TASK TO CARRY OUT> Please copy every line of the data below word for word, changing nothing.
>> Start
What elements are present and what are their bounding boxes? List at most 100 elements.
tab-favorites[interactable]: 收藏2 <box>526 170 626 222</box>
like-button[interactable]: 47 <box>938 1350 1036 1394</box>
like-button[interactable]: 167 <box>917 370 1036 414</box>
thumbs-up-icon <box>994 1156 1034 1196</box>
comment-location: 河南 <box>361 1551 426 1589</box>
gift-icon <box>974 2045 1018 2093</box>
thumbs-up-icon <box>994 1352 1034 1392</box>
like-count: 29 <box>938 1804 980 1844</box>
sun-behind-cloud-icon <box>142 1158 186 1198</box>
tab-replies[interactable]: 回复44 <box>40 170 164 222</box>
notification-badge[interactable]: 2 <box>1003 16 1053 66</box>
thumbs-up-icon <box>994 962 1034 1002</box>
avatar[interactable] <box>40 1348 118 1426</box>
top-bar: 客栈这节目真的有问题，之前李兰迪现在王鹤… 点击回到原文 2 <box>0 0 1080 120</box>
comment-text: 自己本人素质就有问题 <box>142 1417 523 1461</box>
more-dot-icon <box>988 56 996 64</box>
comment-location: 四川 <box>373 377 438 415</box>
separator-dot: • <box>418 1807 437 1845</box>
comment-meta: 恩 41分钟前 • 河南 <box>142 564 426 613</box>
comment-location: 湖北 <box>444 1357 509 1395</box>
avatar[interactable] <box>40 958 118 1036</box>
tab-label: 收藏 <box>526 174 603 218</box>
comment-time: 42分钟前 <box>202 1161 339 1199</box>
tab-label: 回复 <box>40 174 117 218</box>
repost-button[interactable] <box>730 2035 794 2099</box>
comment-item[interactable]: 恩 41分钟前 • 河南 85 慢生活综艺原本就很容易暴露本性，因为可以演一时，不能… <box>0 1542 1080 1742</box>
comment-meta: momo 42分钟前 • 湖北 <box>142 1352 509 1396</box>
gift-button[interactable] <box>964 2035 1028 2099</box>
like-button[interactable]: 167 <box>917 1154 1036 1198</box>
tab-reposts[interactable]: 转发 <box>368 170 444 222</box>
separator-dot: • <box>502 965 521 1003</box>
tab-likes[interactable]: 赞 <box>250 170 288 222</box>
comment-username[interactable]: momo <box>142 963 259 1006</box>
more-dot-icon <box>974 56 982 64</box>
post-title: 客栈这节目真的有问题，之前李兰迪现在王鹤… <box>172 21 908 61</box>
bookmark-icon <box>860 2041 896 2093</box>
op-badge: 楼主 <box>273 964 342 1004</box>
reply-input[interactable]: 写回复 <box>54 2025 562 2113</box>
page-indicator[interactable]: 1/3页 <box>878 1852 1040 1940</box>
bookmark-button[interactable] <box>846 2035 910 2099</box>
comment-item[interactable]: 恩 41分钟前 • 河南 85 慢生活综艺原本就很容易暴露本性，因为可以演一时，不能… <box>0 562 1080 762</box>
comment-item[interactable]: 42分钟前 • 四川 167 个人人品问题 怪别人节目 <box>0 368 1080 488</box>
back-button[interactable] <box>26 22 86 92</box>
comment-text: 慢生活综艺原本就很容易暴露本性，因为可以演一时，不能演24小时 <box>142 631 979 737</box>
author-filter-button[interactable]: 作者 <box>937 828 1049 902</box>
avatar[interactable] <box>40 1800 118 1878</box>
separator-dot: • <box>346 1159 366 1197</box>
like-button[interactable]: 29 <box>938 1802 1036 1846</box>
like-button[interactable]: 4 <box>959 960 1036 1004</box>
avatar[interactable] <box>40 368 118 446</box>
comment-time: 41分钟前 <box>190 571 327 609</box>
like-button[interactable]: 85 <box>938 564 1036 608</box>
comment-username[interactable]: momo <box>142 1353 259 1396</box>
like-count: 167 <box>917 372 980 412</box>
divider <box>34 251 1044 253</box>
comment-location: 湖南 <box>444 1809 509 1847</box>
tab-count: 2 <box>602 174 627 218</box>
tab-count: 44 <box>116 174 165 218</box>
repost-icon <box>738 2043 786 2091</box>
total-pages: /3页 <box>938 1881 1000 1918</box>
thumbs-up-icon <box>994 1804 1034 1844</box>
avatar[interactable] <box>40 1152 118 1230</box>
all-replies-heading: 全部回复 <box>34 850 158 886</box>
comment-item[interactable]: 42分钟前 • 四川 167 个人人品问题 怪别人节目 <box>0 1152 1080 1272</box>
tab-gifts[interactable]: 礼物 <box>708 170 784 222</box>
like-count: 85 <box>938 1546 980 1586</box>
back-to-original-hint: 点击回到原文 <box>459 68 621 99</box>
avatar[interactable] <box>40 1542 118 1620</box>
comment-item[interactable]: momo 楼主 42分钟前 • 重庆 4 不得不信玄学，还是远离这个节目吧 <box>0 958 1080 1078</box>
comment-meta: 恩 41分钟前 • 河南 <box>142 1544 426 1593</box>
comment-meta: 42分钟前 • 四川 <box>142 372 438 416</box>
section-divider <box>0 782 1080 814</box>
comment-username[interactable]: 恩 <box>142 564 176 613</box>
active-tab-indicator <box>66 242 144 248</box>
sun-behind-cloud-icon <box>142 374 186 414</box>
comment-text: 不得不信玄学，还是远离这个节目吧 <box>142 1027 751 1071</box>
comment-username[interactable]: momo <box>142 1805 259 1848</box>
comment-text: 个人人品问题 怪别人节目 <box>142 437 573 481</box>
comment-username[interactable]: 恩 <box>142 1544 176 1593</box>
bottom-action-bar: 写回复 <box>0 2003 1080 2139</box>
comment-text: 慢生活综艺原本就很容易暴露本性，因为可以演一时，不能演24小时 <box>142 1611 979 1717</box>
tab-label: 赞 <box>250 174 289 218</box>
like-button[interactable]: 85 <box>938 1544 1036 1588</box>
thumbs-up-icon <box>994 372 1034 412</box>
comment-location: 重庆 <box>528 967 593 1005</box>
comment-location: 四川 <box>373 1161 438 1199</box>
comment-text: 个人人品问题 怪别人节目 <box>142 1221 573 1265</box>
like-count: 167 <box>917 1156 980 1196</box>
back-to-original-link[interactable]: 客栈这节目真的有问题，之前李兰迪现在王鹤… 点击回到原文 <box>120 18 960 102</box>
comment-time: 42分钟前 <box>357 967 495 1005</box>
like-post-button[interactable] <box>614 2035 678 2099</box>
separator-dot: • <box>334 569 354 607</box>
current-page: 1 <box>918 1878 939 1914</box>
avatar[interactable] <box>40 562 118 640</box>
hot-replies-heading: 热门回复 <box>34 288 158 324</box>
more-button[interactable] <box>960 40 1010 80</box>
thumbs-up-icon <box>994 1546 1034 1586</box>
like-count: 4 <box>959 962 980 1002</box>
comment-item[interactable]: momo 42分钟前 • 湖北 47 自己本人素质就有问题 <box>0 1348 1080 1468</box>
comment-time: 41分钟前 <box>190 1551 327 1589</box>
>> End
ANSWER>
What elements are present and what are their bounding boxes? List at most 100 elements.
tab-favorites[interactable]: 收藏2 <box>526 170 626 222</box>
like-button[interactable]: 47 <box>938 1350 1036 1394</box>
like-button[interactable]: 167 <box>917 370 1036 414</box>
thumbs-up-icon <box>994 1156 1034 1196</box>
comment-location: 河南 <box>361 1551 426 1589</box>
gift-icon <box>974 2045 1018 2093</box>
thumbs-up-icon <box>994 1352 1034 1392</box>
like-count: 29 <box>938 1804 980 1844</box>
sun-behind-cloud-icon <box>142 1158 186 1198</box>
tab-replies[interactable]: 回复44 <box>40 170 164 222</box>
notification-badge[interactable]: 2 <box>1003 16 1053 66</box>
thumbs-up-icon <box>994 962 1034 1002</box>
avatar[interactable] <box>40 1348 118 1426</box>
top-bar: 客栈这节目真的有问题，之前李兰迪现在王鹤… 点击回到原文 2 <box>0 0 1080 120</box>
comment-text: 自己本人素质就有问题 <box>142 1417 523 1461</box>
more-dot-icon <box>988 56 996 64</box>
comment-location: 四川 <box>373 377 438 415</box>
separator-dot: • <box>418 1807 437 1845</box>
comment-meta: 恩 41分钟前 • 河南 <box>142 564 426 613</box>
comment-location: 湖北 <box>444 1357 509 1395</box>
avatar[interactable] <box>40 958 118 1036</box>
tab-label: 收藏 <box>526 174 603 218</box>
comment-time: 42分钟前 <box>202 1161 339 1199</box>
tab-label: 回复 <box>40 174 117 218</box>
repost-button[interactable] <box>730 2035 794 2099</box>
comment-item[interactable]: 恩 41分钟前 • 河南 85 慢生活综艺原本就很容易暴露本性，因为可以演一时，不能… <box>0 1542 1080 1742</box>
comment-meta: momo 42分钟前 • 湖北 <box>142 1352 509 1396</box>
gift-button[interactable] <box>964 2035 1028 2099</box>
like-button[interactable]: 167 <box>917 1154 1036 1198</box>
tab-reposts[interactable]: 转发 <box>368 170 444 222</box>
separator-dot: • <box>502 965 521 1003</box>
tab-likes[interactable]: 赞 <box>250 170 288 222</box>
comment-username[interactable]: momo <box>142 963 259 1006</box>
more-dot-icon <box>974 56 982 64</box>
post-title: 客栈这节目真的有问题，之前李兰迪现在王鹤… <box>172 21 908 61</box>
bookmark-icon <box>860 2041 896 2093</box>
op-badge: 楼主 <box>273 964 342 1004</box>
reply-input[interactable]: 写回复 <box>54 2025 562 2113</box>
page-indicator[interactable]: 1/3页 <box>878 1852 1040 1940</box>
bookmark-button[interactable] <box>846 2035 910 2099</box>
comment-item[interactable]: 恩 41分钟前 • 河南 85 慢生活综艺原本就很容易暴露本性，因为可以演一时，不能… <box>0 562 1080 762</box>
comment-item[interactable]: 42分钟前 • 四川 167 个人人品问题 怪别人节目 <box>0 368 1080 488</box>
back-button[interactable] <box>26 22 86 92</box>
comment-text: 慢生活综艺原本就很容易暴露本性，因为可以演一时，不能演24小时 <box>142 631 979 737</box>
author-filter-button[interactable]: 作者 <box>937 828 1049 902</box>
avatar[interactable] <box>40 1800 118 1878</box>
separator-dot: • <box>346 1159 366 1197</box>
like-button[interactable]: 29 <box>938 1802 1036 1846</box>
like-button[interactable]: 4 <box>959 960 1036 1004</box>
avatar[interactable] <box>40 368 118 446</box>
comment-time: 41分钟前 <box>190 571 327 609</box>
like-button[interactable]: 85 <box>938 564 1036 608</box>
comment-username[interactable]: momo <box>142 1353 259 1396</box>
like-count: 167 <box>917 372 980 412</box>
divider <box>34 251 1044 253</box>
comment-location: 湖南 <box>444 1809 509 1847</box>
tab-count: 2 <box>602 174 627 218</box>
tab-count: 44 <box>116 174 165 218</box>
repost-icon <box>738 2043 786 2091</box>
total-pages: /3页 <box>938 1881 1000 1918</box>
thumbs-up-icon <box>994 1804 1034 1844</box>
avatar[interactable] <box>40 1152 118 1230</box>
all-replies-heading: 全部回复 <box>34 850 158 886</box>
comment-item[interactable]: 42分钟前 • 四川 167 个人人品问题 怪别人节目 <box>0 1152 1080 1272</box>
tab-gifts[interactable]: 礼物 <box>708 170 784 222</box>
like-count: 85 <box>938 1546 980 1586</box>
back-to-original-hint: 点击回到原文 <box>459 68 621 99</box>
avatar[interactable] <box>40 1542 118 1620</box>
comment-item[interactable]: momo 楼主 42分钟前 • 重庆 4 不得不信玄学，还是远离这个节目吧 <box>0 958 1080 1078</box>
comment-meta: 恩 41分钟前 • 河南 <box>142 1544 426 1593</box>
comment-meta: 42分钟前 • 四川 <box>142 372 438 416</box>
section-divider <box>0 782 1080 814</box>
comment-username[interactable]: 恩 <box>142 564 176 613</box>
active-tab-indicator <box>66 242 144 248</box>
sun-behind-cloud-icon <box>142 374 186 414</box>
comment-text: 不得不信玄学，还是远离这个节目吧 <box>142 1027 751 1071</box>
comment-username[interactable]: momo <box>142 1805 259 1848</box>
comment-text: 个人人品问题 怪别人节目 <box>142 437 573 481</box>
comment-username[interactable]: 恩 <box>142 1544 176 1593</box>
bottom-action-bar: 写回复 <box>0 2003 1080 2139</box>
comment-text: 慢生活综艺原本就很容易暴露本性，因为可以演一时，不能演24小时 <box>142 1611 979 1717</box>
tab-label: 赞 <box>250 174 289 218</box>
like-button[interactable]: 85 <box>938 1544 1036 1588</box>
thumbs-up-icon <box>994 372 1034 412</box>
comment-location: 重庆 <box>528 967 593 1005</box>
comment-location: 四川 <box>373 1161 438 1199</box>
comment-text: 个人人品问题 怪别人节目 <box>142 1221 573 1265</box>
like-count: 167 <box>917 1156 980 1196</box>
back-to-original-link[interactable]: 客栈这节目真的有问题，之前李兰迪现在王鹤… 点击回到原文 <box>120 18 960 102</box>
comment-time: 42分钟前 <box>357 967 495 1005</box>
like-post-button[interactable] <box>614 2035 678 2099</box>
separator-dot: • <box>334 569 354 607</box>
current-page: 1 <box>918 1878 939 1914</box>
avatar[interactable] <box>40 562 118 640</box>
hot-replies-heading: 热门回复 <box>34 288 158 324</box>
more-button[interactable] <box>960 40 1010 80</box>
thumbs-up-icon <box>994 1546 1034 1586</box>
like-count: 4 <box>959 962 980 1002</box>
comment-item[interactable]: momo 42分钟前 • 湖北 47 自己本人素质就有问题 <box>0 1348 1080 1468</box>
comment-time: 41分钟前 <box>190 1551 327 1589</box>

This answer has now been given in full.